* DATASET:
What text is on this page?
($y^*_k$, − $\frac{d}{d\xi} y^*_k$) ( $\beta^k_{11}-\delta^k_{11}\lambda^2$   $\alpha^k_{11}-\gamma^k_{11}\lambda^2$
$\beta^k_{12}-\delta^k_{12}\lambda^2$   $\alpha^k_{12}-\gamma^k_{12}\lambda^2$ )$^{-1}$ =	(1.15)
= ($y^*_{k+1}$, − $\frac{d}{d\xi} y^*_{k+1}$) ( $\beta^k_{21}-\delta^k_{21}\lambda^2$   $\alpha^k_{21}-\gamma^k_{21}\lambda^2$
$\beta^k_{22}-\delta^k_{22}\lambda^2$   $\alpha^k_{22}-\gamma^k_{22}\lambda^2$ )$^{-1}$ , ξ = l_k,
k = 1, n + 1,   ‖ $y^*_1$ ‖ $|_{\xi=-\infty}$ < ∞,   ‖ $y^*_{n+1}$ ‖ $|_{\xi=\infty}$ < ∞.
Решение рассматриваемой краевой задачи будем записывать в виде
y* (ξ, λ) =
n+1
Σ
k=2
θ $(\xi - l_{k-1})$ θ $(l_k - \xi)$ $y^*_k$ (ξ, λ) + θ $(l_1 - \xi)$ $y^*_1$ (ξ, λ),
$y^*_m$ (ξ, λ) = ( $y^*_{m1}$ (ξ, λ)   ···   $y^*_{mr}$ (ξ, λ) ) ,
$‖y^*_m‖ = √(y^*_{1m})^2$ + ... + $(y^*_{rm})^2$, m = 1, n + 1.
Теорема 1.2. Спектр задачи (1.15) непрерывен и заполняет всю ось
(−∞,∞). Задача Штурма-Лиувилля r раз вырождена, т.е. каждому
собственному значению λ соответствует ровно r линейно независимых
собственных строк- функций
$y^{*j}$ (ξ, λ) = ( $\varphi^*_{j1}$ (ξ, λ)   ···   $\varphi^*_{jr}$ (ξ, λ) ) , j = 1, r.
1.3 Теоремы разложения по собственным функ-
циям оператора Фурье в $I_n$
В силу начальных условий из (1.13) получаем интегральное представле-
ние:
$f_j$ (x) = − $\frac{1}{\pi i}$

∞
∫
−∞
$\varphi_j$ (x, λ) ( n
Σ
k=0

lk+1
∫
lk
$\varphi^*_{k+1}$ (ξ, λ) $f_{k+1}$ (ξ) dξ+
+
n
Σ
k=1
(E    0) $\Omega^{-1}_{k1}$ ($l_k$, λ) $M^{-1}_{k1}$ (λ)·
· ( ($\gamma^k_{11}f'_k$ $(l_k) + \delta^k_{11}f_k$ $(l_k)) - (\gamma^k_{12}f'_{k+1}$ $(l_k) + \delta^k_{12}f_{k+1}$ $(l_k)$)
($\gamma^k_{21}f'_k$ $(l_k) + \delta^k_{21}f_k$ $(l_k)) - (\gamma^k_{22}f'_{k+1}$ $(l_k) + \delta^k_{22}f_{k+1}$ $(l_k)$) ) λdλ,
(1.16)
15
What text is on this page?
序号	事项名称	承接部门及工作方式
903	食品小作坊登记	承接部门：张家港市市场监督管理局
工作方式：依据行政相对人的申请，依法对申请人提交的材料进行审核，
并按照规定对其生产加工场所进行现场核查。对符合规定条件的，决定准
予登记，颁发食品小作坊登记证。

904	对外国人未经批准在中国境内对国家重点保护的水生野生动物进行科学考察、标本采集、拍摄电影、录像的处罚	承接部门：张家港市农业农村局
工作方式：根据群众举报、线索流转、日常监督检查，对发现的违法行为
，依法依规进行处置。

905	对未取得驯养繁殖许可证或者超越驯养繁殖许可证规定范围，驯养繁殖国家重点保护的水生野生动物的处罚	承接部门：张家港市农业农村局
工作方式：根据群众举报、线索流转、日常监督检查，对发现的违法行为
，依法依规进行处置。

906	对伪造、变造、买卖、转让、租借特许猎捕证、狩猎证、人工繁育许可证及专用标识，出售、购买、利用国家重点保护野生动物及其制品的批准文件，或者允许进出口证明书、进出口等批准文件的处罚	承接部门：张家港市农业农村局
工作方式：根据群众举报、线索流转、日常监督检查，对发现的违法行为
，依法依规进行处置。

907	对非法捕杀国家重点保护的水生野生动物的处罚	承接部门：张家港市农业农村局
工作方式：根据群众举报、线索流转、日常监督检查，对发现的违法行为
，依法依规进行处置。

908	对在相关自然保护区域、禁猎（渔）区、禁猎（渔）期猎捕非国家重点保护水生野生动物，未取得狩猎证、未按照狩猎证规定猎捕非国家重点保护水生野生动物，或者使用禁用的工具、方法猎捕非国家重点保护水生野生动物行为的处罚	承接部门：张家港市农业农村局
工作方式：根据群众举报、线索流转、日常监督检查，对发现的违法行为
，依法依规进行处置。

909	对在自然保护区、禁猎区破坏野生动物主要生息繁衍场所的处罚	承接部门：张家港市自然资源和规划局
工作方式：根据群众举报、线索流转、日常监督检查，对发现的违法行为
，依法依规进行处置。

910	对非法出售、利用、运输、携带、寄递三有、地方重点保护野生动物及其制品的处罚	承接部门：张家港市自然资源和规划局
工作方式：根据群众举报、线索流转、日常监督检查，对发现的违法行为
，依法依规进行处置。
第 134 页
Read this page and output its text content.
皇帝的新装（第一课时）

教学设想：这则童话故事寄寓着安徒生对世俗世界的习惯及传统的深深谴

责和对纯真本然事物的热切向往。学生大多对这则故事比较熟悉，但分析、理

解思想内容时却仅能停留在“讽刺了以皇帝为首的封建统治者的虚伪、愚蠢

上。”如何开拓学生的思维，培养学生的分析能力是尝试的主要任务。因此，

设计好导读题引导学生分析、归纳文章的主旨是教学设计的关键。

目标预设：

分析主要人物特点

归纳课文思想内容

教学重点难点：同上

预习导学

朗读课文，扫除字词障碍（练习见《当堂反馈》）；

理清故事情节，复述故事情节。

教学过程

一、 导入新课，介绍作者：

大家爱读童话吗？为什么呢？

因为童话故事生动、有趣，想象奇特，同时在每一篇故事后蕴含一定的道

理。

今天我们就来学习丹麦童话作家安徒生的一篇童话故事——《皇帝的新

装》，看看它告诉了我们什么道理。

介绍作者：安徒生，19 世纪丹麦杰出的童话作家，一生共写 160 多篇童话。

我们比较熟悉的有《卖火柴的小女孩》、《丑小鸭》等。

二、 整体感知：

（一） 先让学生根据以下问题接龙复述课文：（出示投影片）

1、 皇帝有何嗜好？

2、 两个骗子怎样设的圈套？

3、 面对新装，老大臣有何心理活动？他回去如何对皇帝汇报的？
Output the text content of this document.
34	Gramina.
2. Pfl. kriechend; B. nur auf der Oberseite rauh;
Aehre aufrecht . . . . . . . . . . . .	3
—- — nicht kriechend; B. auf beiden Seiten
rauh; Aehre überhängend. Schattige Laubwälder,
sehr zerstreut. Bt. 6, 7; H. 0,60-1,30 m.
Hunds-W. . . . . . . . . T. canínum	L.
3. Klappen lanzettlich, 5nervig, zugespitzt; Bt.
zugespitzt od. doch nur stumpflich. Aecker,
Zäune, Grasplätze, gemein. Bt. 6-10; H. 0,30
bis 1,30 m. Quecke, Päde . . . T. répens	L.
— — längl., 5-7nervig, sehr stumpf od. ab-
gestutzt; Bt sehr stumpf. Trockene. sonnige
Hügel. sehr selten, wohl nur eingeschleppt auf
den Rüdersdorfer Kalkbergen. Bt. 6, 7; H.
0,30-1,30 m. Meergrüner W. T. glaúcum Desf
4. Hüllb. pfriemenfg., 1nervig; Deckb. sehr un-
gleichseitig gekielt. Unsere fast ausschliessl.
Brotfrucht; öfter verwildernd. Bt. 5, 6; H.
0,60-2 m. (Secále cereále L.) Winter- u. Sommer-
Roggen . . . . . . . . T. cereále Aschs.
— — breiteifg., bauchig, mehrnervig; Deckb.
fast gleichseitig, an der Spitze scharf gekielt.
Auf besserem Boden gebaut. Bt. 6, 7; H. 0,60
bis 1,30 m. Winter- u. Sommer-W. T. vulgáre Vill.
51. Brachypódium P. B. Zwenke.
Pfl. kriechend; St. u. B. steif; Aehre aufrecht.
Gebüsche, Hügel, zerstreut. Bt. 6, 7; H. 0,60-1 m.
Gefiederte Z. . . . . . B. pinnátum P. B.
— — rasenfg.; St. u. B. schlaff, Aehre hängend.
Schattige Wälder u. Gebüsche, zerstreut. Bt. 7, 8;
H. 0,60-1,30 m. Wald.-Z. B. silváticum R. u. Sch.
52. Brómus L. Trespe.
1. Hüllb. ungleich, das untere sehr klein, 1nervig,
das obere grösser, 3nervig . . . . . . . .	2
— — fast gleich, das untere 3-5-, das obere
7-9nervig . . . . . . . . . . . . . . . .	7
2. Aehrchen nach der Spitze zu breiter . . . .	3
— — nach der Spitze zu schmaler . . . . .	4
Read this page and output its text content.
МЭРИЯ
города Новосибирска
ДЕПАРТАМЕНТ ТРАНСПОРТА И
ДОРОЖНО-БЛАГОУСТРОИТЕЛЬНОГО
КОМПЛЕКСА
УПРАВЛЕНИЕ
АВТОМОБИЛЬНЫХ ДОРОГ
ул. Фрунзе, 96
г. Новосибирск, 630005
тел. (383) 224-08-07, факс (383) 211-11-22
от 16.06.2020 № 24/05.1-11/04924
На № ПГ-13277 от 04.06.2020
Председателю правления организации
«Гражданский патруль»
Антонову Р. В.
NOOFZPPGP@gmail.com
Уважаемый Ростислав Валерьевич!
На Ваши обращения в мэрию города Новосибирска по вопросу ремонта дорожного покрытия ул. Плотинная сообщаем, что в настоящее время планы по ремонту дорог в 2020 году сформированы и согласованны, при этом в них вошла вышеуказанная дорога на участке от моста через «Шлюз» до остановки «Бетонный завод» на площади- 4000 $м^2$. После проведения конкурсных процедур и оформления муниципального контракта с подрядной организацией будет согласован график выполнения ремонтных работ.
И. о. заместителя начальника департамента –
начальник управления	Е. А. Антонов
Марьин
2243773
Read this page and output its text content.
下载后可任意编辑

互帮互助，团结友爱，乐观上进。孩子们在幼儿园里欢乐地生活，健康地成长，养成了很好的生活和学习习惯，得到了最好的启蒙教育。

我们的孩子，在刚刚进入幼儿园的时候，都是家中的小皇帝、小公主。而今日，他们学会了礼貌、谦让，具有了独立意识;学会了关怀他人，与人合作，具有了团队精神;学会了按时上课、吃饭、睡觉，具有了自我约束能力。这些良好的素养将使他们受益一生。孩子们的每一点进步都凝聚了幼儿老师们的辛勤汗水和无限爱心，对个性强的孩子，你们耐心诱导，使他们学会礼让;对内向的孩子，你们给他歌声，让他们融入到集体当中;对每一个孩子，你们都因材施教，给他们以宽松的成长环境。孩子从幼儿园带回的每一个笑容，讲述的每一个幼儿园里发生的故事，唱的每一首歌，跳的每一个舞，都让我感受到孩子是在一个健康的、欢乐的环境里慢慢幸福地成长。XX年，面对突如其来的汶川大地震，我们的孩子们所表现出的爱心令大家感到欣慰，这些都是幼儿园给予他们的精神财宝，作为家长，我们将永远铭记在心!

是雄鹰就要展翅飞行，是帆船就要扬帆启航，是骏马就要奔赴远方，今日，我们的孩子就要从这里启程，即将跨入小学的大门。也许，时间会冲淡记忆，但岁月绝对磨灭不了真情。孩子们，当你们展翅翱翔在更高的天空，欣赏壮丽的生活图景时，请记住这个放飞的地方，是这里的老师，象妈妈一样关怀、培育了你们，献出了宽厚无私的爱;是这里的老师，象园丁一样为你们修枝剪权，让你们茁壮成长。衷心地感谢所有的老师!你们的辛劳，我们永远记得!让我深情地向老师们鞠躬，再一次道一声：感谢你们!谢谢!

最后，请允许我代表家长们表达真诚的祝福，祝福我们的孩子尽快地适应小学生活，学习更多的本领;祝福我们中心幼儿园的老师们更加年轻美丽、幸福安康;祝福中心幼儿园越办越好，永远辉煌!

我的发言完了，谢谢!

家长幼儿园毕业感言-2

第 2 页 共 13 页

* TASK TO CARRY OUT: List each line of the records that holds the string "介绍作者".

* TASK OUTPUT:
一、 导入新课，介绍作者：
介绍作者：安徒生，19 世纪丹麦杰出的童话作家，一生共写 160 多篇童话。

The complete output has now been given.